*Your goal*: Return every line of the records below verbatim, with no pictures in the copy.

((

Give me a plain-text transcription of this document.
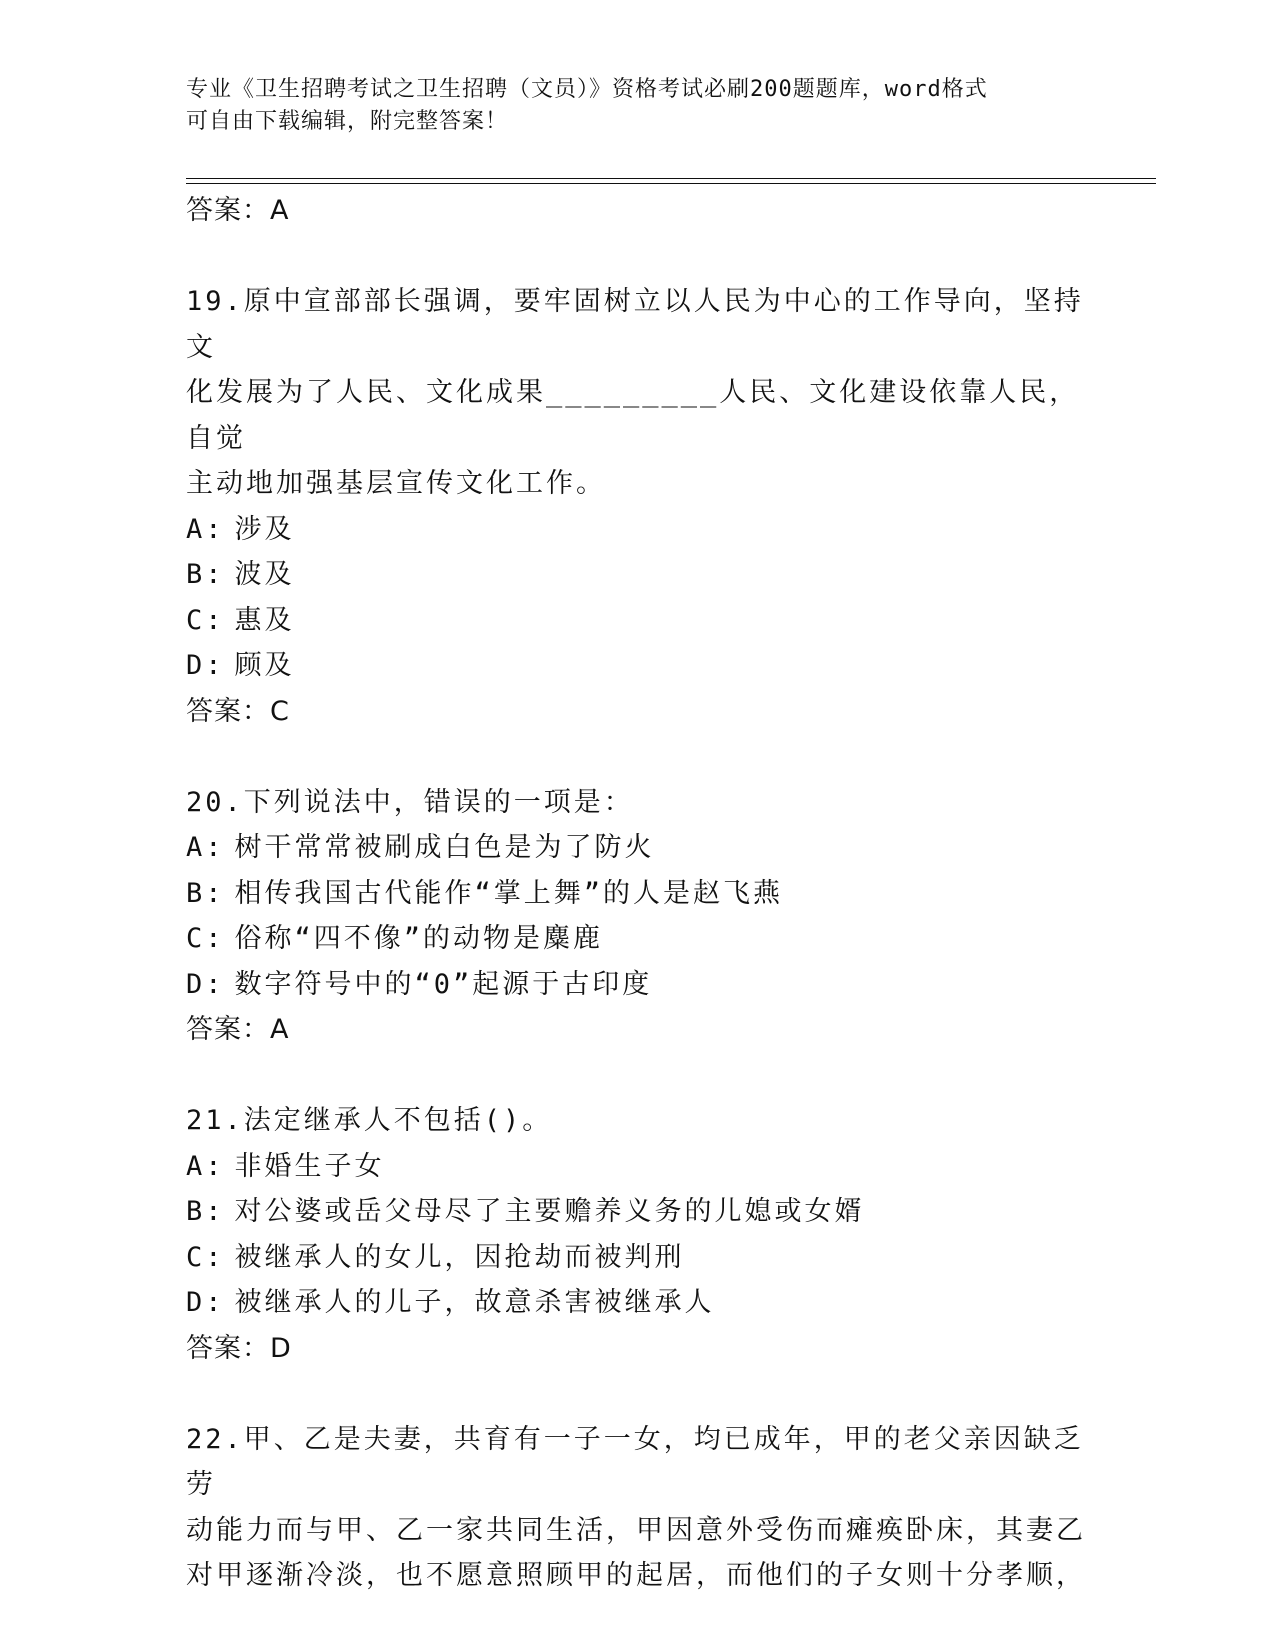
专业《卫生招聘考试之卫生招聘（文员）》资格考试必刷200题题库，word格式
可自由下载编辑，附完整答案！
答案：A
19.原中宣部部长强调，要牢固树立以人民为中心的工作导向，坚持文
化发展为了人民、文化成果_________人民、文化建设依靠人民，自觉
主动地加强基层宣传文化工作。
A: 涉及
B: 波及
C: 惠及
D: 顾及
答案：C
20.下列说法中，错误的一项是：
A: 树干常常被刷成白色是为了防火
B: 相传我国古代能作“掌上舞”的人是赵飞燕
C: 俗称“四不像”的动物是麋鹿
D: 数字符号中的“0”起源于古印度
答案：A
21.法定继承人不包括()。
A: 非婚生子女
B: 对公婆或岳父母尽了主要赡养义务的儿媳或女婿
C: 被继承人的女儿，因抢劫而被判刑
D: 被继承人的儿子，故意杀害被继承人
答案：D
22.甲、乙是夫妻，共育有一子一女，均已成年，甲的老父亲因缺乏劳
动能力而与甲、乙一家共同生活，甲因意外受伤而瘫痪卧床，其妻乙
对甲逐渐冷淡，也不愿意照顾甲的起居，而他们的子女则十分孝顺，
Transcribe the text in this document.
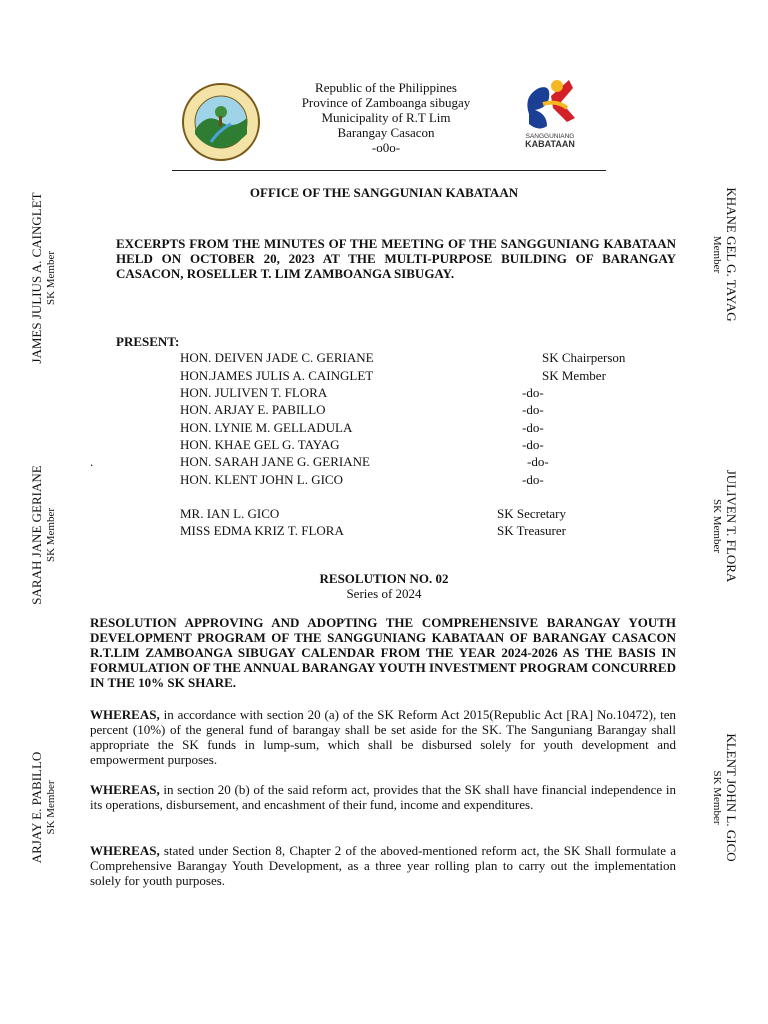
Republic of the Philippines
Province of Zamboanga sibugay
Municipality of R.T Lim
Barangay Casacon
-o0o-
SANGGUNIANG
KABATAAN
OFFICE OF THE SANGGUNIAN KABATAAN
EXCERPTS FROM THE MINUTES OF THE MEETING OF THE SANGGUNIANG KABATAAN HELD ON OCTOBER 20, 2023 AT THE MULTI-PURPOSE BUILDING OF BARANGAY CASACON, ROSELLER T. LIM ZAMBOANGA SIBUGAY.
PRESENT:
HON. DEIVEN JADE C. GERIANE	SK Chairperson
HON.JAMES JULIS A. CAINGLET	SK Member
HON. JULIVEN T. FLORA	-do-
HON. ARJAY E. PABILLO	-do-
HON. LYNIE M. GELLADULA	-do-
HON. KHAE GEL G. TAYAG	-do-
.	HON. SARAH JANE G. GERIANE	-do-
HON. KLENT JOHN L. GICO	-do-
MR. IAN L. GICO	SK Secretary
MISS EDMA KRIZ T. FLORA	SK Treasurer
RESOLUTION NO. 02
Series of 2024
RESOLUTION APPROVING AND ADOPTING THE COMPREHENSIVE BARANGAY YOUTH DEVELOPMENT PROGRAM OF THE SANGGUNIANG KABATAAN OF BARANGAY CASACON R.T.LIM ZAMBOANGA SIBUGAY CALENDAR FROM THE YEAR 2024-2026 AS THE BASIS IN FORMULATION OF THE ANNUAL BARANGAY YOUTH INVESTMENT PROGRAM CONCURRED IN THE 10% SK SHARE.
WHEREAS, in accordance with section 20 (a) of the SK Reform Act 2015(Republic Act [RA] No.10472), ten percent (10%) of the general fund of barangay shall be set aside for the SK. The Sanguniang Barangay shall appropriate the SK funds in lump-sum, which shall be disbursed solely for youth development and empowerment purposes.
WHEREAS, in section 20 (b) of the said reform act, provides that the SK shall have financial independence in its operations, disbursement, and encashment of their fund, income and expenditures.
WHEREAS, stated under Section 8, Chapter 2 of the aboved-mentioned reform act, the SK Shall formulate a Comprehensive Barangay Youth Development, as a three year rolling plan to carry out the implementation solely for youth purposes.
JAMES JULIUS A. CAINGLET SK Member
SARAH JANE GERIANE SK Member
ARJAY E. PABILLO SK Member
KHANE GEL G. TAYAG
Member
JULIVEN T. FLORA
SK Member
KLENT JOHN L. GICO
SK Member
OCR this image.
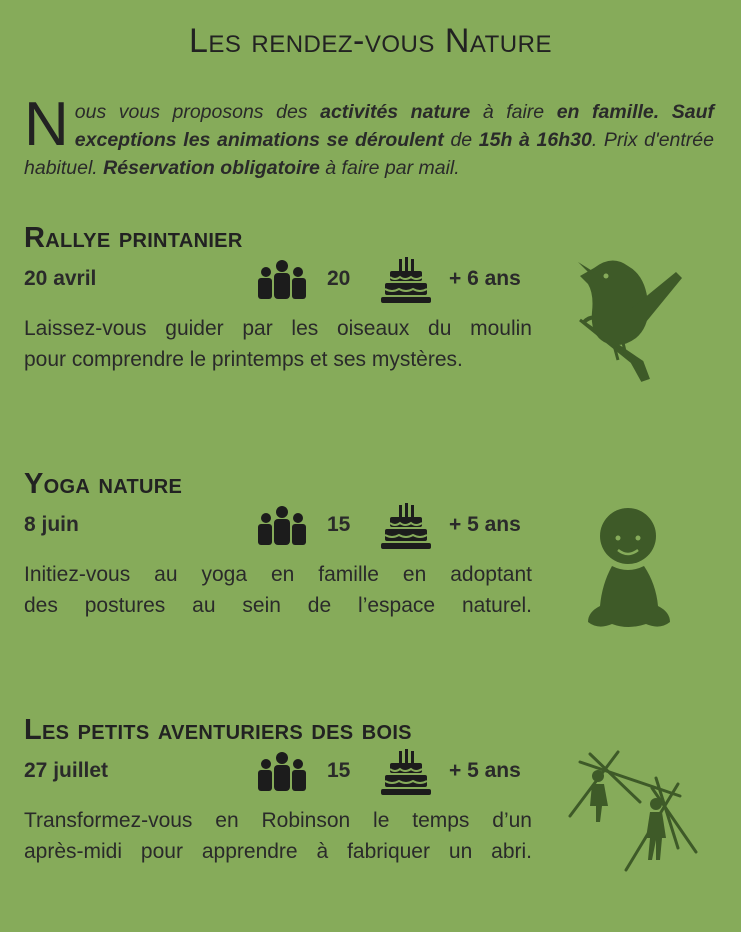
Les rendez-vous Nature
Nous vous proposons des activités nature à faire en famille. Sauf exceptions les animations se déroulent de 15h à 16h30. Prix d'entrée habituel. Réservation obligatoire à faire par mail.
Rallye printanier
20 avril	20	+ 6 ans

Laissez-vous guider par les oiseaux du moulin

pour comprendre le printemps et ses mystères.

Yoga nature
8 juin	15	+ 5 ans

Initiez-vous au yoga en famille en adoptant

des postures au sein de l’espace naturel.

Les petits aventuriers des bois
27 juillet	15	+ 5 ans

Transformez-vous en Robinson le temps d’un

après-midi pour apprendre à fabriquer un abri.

))

*Task result*:
Give me a plain-text transcription of this document.
专业《卫生招聘考试之卫生招聘（文员）》资格考试必刷200题题库，word格式
可自由下载编辑，附完整答案！
答案：A
19.原中宣部部长强调，要牢固树立以人民为中心的工作导向，坚持文
化发展为了人民、文化成果_________人民、文化建设依靠人民，自觉
主动地加强基层宣传文化工作。
A: 涉及
B: 波及
C: 惠及
D: 顾及
答案：C
20.下列说法中，错误的一项是：
A: 树干常常被刷成白色是为了防火
B: 相传我国古代能作“掌上舞”的人是赵飞燕
C: 俗称“四不像”的动物是麋鹿
D: 数字符号中的“0”起源于古印度
答案：A
21.法定继承人不包括()。
A: 非婚生子女
B: 对公婆或岳父母尽了主要赡养义务的儿媳或女婿
C: 被继承人的女儿，因抢劫而被判刑
D: 被继承人的儿子，故意杀害被继承人
答案：D
22.甲、乙是夫妻，共育有一子一女，均已成年，甲的老父亲因缺乏劳
动能力而与甲、乙一家共同生活，甲因意外受伤而瘫痪卧床，其妻乙
对甲逐渐冷淡，也不愿意照顾甲的起居，而他们的子女则十分孝顺，
Transcribe the text in this document.
Republic of the Philippines
Province of Zamboanga sibugay
Municipality of R.T Lim
Barangay Casacon
-o0o-
SANGGUNIANG
KABATAAN
OFFICE OF THE SANGGUNIAN KABATAAN
EXCERPTS FROM THE MINUTES OF THE MEETING OF THE SANGGUNIANG KABATAAN HELD ON OCTOBER 20, 2023 AT THE MULTI-PURPOSE BUILDING OF BARANGAY CASACON, ROSELLER T. LIM ZAMBOANGA SIBUGAY.
PRESENT:
HON. DEIVEN JADE C. GERIANE	SK Chairperson
HON.JAMES JULIS A. CAINGLET	SK Member
HON. JULIVEN T. FLORA	-do-
HON. ARJAY E. PABILLO	-do-
HON. LYNIE M. GELLADULA	-do-
HON. KHAE GEL G. TAYAG	-do-
.	HON. SARAH JANE G. GERIANE	-do-
HON. KLENT JOHN L. GICO	-do-
MR. IAN L. GICO	SK Secretary
MISS EDMA KRIZ T. FLORA	SK Treasurer
RESOLUTION NO. 02
Series of 2024
RESOLUTION APPROVING AND ADOPTING THE COMPREHENSIVE BARANGAY YOUTH DEVELOPMENT PROGRAM OF THE SANGGUNIANG KABATAAN OF BARANGAY CASACON R.T.LIM ZAMBOANGA SIBUGAY CALENDAR FROM THE YEAR 2024-2026 AS THE BASIS IN FORMULATION OF THE ANNUAL BARANGAY YOUTH INVESTMENT PROGRAM CONCURRED IN THE 10% SK SHARE.
WHEREAS, in accordance with section 20 (a) of the SK Reform Act 2015(Republic Act [RA] No.10472), ten percent (10%) of the general fund of barangay shall be set aside for the SK. The Sanguniang Barangay shall appropriate the SK funds in lump-sum, which shall be disbursed solely for youth development and empowerment purposes.
WHEREAS, in section 20 (b) of the said reform act, provides that the SK shall have financial independence in its operations, disbursement, and encashment of their fund, income and expenditures.
WHEREAS, stated under Section 8, Chapter 2 of the aboved-mentioned reform act, the SK Shall formulate a Comprehensive Barangay Youth Development, as a three year rolling plan to carry out the implementation solely for youth purposes.
JAMES JULIUS A. CAINGLET SK Member
SARAH JANE GERIANE SK Member
ARJAY E. PABILLO SK Member
KHANE GEL G. TAYAG
Member
JULIVEN T. FLORA
SK Member
KLENT JOHN L. GICO
SK Member
OCR this image.
Les rendez-vous Nature
Nous vous proposons des activités nature à faire en famille. Sauf exceptions les animations se déroulent de 15h à 16h30. Prix d'entrée habituel. Réservation obligatoire à faire par mail.
Rallye printanier
20 avril	20	+ 6 ans

Laissez-vous guider par les oiseaux du moulin

pour comprendre le printemps et ses mystères.

Yoga nature
8 juin	15	+ 5 ans

Initiez-vous au yoga en famille en adoptant

des postures au sein de l’espace naturel.

Les petits aventuriers des bois
27 juillet	15	+ 5 ans

Transformez-vous en Robinson le temps d’un

après-midi pour apprendre à fabriquer un abri.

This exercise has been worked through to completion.